=== RECORDED DATA ===
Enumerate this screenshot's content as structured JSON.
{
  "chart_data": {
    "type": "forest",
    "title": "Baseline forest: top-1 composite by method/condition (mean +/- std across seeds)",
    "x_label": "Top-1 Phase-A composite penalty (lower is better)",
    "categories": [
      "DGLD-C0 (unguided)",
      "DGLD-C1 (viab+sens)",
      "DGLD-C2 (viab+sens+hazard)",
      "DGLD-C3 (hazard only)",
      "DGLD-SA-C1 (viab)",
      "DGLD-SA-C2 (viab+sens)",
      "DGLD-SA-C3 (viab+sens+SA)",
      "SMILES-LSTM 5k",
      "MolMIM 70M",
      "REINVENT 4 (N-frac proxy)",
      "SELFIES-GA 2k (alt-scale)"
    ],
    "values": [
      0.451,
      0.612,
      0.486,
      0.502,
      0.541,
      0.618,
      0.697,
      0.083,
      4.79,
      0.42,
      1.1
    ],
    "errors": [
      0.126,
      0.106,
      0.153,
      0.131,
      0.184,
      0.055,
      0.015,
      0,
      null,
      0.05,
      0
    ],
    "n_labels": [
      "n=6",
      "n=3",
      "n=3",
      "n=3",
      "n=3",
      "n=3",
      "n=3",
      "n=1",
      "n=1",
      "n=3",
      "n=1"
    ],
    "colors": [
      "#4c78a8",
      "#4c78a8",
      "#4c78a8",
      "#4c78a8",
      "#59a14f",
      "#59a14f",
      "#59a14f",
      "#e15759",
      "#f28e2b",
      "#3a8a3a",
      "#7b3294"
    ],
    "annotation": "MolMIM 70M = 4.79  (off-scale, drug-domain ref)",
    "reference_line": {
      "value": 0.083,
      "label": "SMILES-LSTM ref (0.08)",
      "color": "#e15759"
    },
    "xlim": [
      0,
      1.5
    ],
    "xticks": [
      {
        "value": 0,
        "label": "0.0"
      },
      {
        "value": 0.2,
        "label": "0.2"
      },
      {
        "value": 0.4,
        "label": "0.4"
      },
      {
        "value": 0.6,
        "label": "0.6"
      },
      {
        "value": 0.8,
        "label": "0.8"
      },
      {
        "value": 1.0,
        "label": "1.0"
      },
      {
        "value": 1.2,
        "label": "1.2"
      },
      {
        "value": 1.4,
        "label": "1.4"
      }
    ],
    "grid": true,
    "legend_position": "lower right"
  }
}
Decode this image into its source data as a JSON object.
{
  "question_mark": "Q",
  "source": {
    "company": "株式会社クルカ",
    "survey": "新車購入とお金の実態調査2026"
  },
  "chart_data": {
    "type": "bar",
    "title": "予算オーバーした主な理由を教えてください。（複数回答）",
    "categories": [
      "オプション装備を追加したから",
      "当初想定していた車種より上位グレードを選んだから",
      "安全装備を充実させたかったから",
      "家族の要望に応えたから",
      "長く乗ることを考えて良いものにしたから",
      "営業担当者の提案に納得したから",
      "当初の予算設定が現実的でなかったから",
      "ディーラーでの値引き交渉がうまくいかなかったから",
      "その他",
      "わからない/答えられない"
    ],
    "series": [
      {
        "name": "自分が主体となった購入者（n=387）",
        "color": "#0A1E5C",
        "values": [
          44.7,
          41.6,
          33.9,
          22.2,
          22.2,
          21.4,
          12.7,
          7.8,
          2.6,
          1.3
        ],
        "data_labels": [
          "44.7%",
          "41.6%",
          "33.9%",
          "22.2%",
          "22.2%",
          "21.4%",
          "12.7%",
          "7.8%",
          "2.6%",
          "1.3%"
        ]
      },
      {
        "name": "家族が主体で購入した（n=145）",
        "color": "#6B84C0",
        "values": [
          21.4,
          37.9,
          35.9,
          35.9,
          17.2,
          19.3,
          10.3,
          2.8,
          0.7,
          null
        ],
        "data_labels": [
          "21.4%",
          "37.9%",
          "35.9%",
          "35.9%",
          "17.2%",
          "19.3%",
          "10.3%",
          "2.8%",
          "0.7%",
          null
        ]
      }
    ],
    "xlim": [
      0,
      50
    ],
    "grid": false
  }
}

=== GIVEN EXERCISE ===
Using the listing above, return all lines where the word "sens" occurs.

=== RESPONSE TO THIS EXERCISE ===
      "DGLD-C1 (viab+sens)",
      "DGLD-C2 (viab+sens+hazard)",
      "DGLD-SA-C2 (viab+sens)",
      "DGLD-SA-C3 (viab+sens+SA)",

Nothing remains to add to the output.